== MATERIAL SHOWN ==

-.-.-

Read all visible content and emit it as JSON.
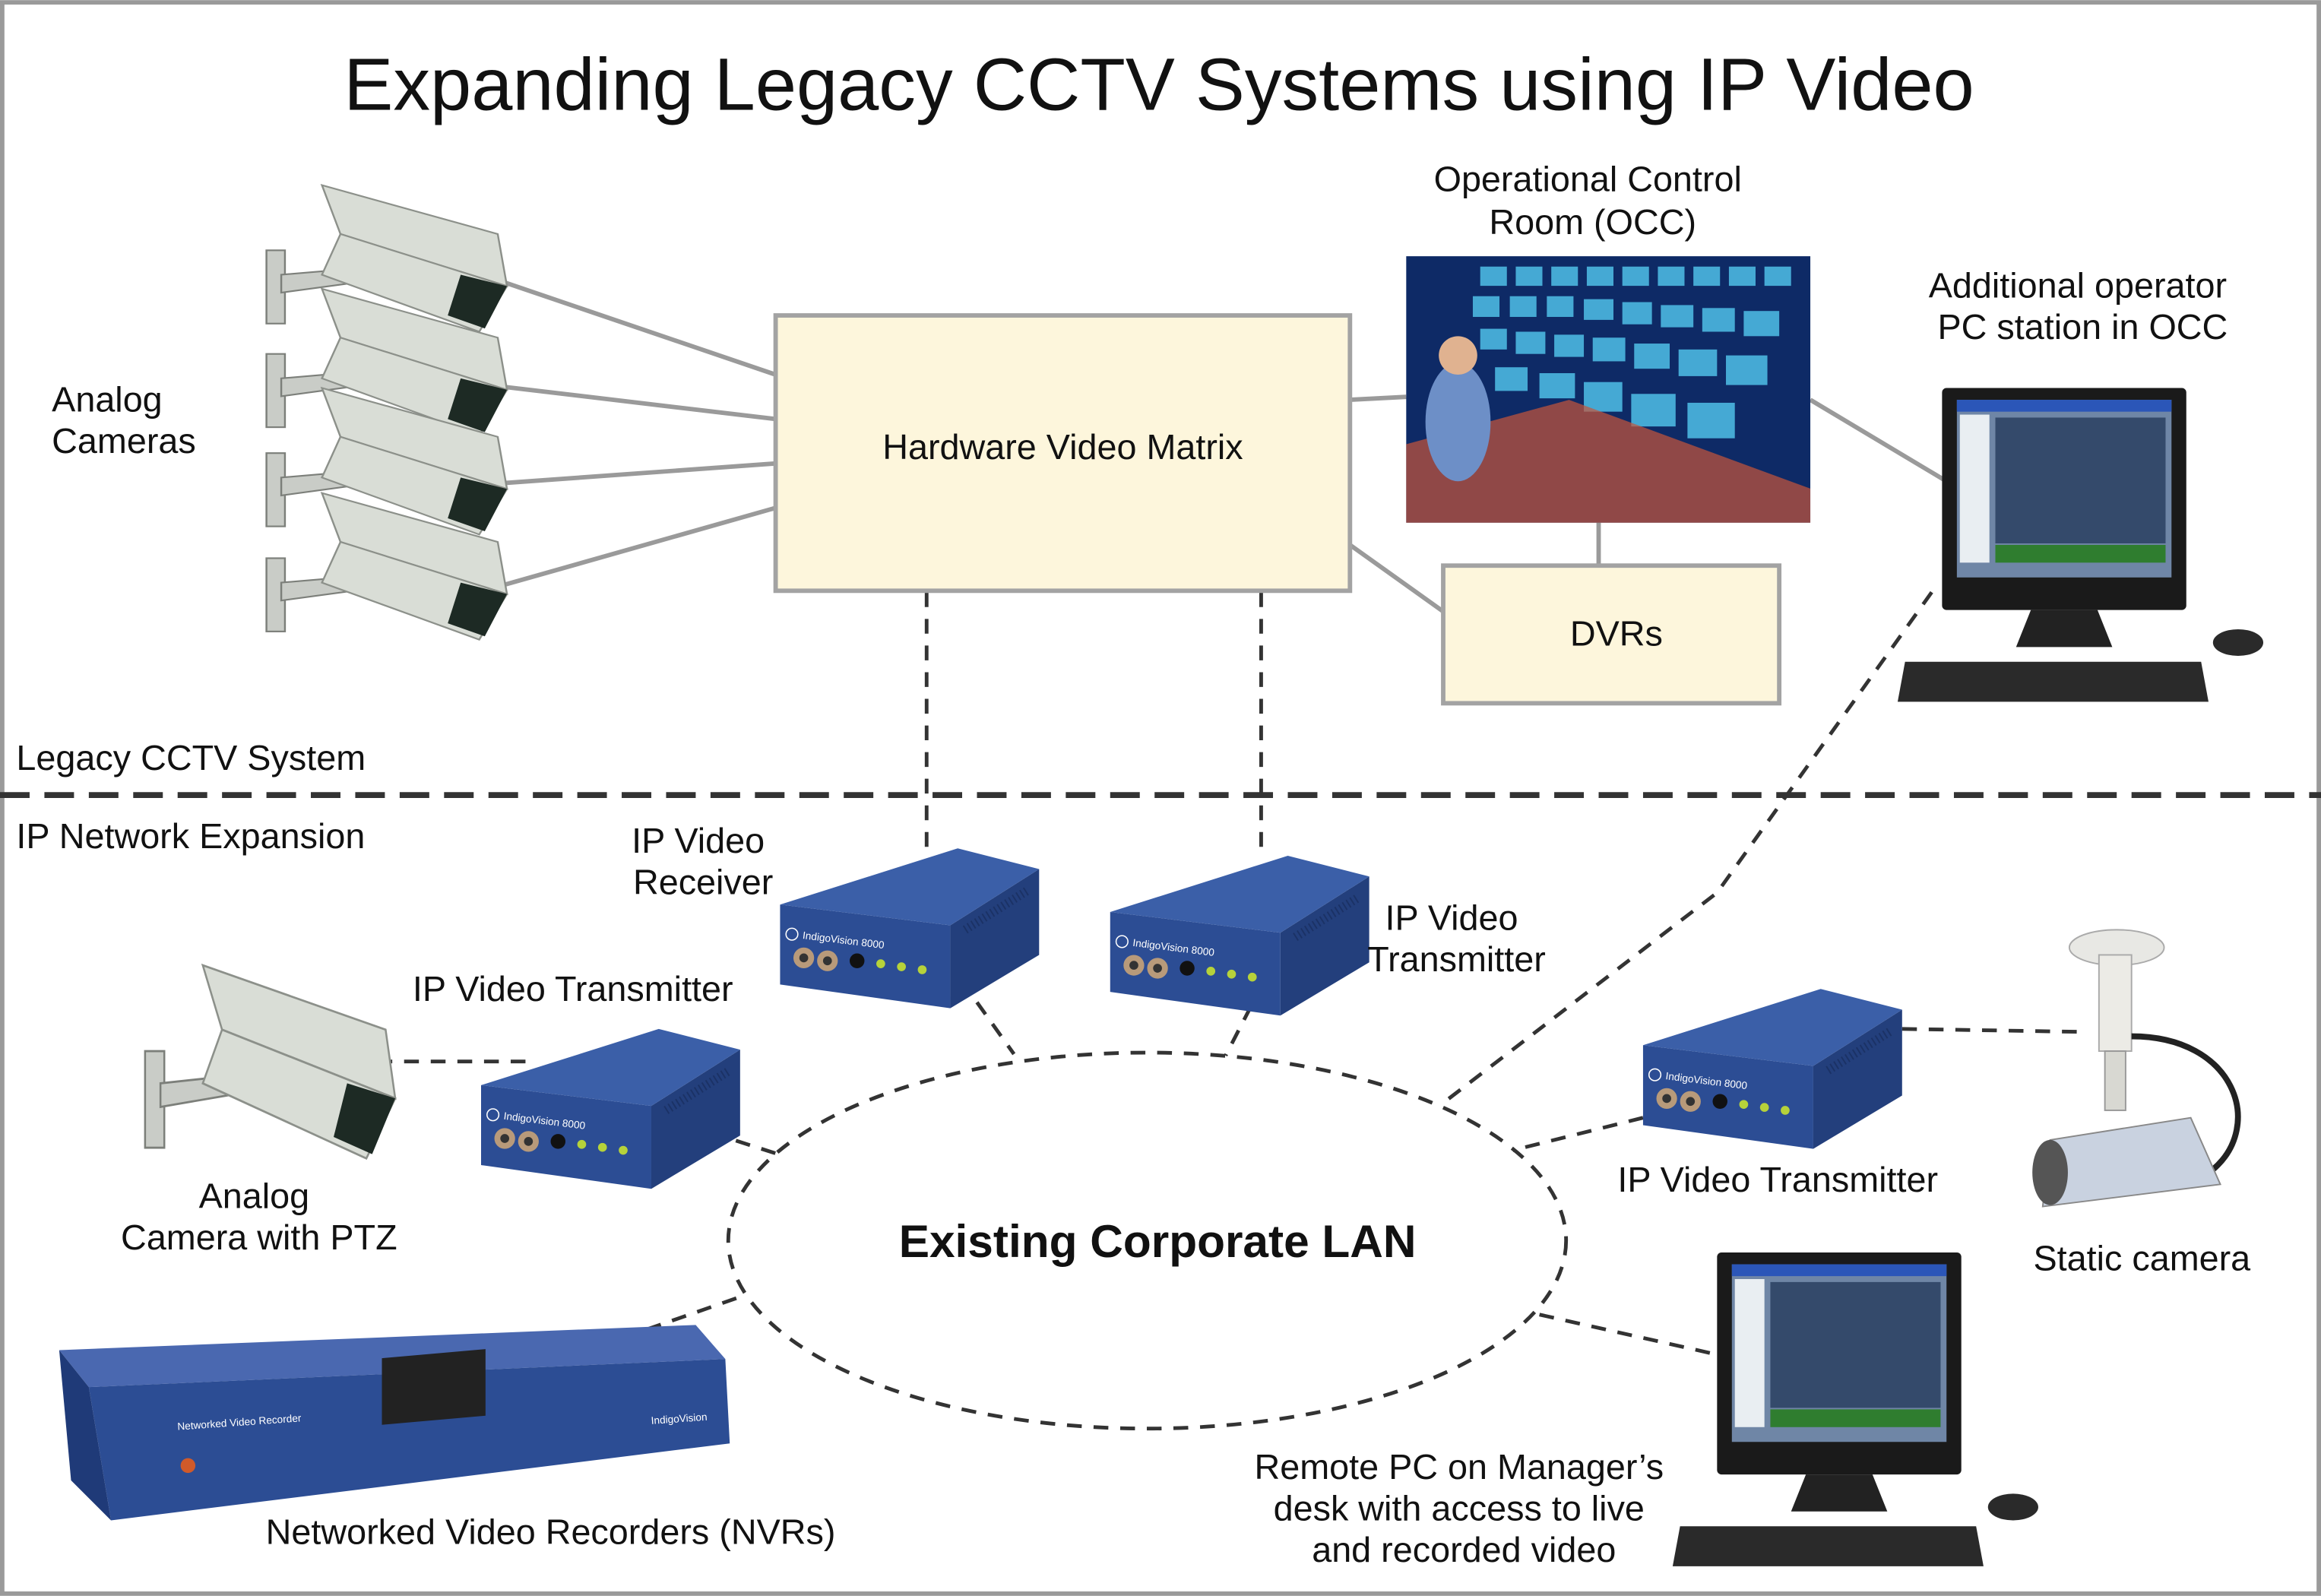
{
  "title": "Expanding Legacy CCTV Systems using IP Video",
  "sections": {
    "legacy": "Legacy CCTV System",
    "ip": "IP Network Expansion"
  },
  "nodes": {
    "analog_cameras": [
      "Analog",
      "Cameras"
    ],
    "matrix": "Hardware Video Matrix",
    "occ": [
      "Operational Control",
      "Room (OCC)"
    ],
    "dvrs": "DVRs",
    "additional_pc": [
      "Additional operator",
      "PC station in OCC"
    ],
    "ip_receiver": [
      "IP Video",
      "Receiver"
    ],
    "ip_transmitter_top": [
      "IP Video",
      "Transmitter"
    ],
    "ip_transmitter_ptz": "IP Video Transmitter",
    "ptz_camera": [
      "Analog",
      "Camera with PTZ"
    ],
    "lan": "Existing Corporate LAN",
    "ip_transmitter_right": "IP Video Transmitter",
    "static_camera": "Static camera",
    "nvr": "Networked Video Recorders (NVRs)",
    "remote_pc": [
      "Remote PC on Manager’s",
      "desk with access to live",
      "and recorded video"
    ]
  },
  "device_labels": {
    "encoder_brand": "IndigoVision 8000",
    "nvr_front": "Networked Video Recorder",
    "nvr_brand": "IndigoVision"
  },
  "colors": {
    "box_fill": "#fdf6dc",
    "device_blue": "#2c4d94"
  }
}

-.-.-

== REQUIRED TASK ==
Excluding the pictures, restate the records above word for word.

== RESULT OF THE EXERCISE ==
Read all visible content and emit it as JSON.
{
  "title": "Expanding Legacy CCTV Systems using IP Video",
  "sections": {
    "legacy": "Legacy CCTV System",
    "ip": "IP Network Expansion"
  },
  "nodes": {
    "analog_cameras": [
      "Analog",
      "Cameras"
    ],
    "matrix": "Hardware Video Matrix",
    "occ": [
      "Operational Control",
      "Room (OCC)"
    ],
    "dvrs": "DVRs",
    "additional_pc": [
      "Additional operator",
      "PC station in OCC"
    ],
    "ip_receiver": [
      "IP Video",
      "Receiver"
    ],
    "ip_transmitter_top": [
      "IP Video",
      "Transmitter"
    ],
    "ip_transmitter_ptz": "IP Video Transmitter",
    "ptz_camera": [
      "Analog",
      "Camera with PTZ"
    ],
    "lan": "Existing Corporate LAN",
    "ip_transmitter_right": "IP Video Transmitter",
    "static_camera": "Static camera",
    "nvr": "Networked Video Recorders (NVRs)",
    "remote_pc": [
      "Remote PC on Manager’s",
      "desk with access to live",
      "and recorded video"
    ]
  },
  "device_labels": {
    "encoder_brand": "IndigoVision 8000",
    "nvr_front": "Networked Video Recorder",
    "nvr_brand": "IndigoVision"
  },
  "colors": {
    "box_fill": "#fdf6dc",
    "device_blue": "#2c4d94"
  }
}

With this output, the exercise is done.